Directive:
Below are some records. Say how many of their lines include the string "Celulares", giving only the number.

— START Entries supplied —

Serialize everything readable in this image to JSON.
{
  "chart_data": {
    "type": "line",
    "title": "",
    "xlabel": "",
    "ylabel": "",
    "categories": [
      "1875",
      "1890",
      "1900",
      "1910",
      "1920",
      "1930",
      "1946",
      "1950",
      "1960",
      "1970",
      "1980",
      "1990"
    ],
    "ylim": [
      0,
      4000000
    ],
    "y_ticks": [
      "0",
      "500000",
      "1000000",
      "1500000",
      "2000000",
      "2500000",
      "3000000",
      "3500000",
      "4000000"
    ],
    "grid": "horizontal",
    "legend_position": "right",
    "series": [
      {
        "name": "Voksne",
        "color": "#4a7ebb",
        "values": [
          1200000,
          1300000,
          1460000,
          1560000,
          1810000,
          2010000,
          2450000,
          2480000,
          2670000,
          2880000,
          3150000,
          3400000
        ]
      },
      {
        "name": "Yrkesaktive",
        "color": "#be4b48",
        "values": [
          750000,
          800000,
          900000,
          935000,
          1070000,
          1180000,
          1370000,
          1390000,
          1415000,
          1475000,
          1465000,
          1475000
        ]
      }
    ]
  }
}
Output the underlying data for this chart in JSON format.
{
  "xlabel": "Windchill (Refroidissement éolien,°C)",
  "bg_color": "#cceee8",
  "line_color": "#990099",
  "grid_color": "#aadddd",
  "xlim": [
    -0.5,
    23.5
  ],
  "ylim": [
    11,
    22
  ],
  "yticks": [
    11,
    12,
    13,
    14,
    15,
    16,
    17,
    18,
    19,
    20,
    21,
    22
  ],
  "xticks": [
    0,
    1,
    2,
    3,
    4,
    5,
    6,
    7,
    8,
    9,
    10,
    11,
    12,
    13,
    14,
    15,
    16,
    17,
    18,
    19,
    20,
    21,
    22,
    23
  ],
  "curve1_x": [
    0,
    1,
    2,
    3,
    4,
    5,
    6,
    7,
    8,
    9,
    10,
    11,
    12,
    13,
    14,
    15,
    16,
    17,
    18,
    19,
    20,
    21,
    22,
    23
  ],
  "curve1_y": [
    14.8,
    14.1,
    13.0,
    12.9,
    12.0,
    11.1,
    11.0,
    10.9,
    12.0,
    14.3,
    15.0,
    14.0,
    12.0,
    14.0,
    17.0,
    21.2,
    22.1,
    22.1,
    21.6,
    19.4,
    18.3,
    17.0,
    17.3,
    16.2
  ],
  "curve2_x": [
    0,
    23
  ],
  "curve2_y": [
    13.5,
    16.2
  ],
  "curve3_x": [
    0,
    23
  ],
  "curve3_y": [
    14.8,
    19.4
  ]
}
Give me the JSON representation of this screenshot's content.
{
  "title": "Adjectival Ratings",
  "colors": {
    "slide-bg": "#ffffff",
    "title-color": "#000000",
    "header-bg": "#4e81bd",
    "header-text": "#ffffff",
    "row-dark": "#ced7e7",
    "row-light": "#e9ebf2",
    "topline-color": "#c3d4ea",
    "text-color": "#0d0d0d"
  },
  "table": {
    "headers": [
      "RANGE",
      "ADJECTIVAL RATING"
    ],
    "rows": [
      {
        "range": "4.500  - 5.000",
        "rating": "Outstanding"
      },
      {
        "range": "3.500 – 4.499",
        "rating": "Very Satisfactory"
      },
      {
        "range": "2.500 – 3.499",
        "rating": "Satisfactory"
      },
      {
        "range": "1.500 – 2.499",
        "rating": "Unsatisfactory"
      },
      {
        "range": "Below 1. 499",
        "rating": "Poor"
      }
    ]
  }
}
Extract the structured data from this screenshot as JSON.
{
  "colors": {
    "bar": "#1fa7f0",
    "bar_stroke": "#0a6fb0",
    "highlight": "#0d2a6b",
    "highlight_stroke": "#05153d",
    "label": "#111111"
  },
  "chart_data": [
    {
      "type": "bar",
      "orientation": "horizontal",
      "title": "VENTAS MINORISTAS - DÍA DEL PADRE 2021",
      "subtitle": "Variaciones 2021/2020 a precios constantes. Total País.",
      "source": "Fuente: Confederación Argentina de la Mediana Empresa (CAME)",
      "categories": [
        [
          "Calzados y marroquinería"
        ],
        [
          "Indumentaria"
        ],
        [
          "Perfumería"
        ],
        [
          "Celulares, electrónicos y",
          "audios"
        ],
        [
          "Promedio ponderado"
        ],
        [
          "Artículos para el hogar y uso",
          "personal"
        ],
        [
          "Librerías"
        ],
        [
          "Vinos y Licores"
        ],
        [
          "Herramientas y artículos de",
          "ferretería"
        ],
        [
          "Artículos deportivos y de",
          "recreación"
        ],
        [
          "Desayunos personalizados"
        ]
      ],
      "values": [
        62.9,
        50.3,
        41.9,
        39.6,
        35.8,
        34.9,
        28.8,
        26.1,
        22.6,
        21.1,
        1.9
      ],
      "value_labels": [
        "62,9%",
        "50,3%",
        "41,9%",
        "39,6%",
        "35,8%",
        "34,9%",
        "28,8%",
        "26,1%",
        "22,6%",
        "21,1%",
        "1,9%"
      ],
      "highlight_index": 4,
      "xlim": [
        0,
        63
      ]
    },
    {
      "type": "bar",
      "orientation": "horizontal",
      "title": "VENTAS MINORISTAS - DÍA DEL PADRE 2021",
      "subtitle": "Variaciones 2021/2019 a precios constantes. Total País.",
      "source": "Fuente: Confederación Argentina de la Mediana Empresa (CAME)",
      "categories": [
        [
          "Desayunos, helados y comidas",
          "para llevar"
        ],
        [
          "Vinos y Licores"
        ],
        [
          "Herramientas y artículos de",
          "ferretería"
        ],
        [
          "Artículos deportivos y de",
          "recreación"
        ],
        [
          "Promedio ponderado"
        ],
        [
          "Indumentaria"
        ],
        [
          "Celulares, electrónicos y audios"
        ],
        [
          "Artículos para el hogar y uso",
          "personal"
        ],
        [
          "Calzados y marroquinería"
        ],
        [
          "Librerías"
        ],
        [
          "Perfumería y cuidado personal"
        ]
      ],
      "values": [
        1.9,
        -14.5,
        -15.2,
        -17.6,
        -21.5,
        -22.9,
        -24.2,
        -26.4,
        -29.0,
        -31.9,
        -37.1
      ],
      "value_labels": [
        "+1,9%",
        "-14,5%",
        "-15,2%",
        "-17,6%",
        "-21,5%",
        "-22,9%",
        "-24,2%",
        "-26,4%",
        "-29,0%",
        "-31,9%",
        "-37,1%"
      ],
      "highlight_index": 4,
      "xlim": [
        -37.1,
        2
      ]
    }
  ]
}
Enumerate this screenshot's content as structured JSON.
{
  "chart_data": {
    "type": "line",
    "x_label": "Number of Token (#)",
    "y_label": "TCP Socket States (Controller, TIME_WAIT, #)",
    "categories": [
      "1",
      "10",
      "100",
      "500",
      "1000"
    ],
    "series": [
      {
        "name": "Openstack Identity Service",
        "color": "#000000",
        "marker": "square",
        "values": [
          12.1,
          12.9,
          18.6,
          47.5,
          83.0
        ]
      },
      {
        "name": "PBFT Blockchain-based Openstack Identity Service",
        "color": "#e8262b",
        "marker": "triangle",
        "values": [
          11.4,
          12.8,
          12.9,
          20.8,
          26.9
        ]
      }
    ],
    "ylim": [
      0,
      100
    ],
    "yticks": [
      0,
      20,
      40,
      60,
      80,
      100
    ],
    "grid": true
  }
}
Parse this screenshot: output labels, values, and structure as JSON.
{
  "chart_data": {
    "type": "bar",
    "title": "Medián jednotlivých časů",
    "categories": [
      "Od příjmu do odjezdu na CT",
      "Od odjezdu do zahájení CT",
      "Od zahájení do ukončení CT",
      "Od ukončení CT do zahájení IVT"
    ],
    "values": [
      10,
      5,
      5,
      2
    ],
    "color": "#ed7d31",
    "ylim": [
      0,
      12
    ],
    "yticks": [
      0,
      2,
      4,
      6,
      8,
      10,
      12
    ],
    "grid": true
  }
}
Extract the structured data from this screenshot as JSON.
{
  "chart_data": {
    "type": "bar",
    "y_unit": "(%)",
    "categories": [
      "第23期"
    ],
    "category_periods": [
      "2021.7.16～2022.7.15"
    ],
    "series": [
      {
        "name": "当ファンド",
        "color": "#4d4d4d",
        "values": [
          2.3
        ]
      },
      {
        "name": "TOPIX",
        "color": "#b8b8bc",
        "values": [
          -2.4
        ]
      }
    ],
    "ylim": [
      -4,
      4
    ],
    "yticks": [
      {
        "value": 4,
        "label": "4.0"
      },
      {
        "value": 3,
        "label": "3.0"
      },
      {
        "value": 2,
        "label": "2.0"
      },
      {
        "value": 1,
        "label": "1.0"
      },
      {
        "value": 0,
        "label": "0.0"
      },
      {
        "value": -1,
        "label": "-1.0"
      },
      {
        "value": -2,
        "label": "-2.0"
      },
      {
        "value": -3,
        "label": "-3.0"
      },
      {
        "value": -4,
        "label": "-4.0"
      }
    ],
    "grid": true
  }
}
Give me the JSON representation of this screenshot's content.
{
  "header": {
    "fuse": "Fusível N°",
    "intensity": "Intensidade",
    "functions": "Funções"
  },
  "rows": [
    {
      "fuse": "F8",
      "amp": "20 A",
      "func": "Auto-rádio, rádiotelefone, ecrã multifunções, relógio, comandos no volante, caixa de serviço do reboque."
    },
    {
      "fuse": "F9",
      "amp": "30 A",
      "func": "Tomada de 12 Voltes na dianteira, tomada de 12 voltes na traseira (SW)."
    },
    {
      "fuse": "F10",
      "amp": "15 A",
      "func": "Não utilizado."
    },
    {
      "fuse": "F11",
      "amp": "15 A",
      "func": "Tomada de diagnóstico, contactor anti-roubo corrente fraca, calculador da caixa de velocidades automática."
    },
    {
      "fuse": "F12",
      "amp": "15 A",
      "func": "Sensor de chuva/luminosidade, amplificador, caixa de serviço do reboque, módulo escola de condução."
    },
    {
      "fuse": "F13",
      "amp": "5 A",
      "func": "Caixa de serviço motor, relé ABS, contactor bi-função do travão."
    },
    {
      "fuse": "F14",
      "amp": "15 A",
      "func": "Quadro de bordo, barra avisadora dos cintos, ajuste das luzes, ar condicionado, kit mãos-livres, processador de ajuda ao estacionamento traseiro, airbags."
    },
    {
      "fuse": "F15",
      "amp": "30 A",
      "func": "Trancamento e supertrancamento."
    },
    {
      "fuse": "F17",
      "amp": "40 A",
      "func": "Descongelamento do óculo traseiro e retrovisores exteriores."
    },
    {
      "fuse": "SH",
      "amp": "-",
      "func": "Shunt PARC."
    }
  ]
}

— END Entries supplied —

Worked answer:
2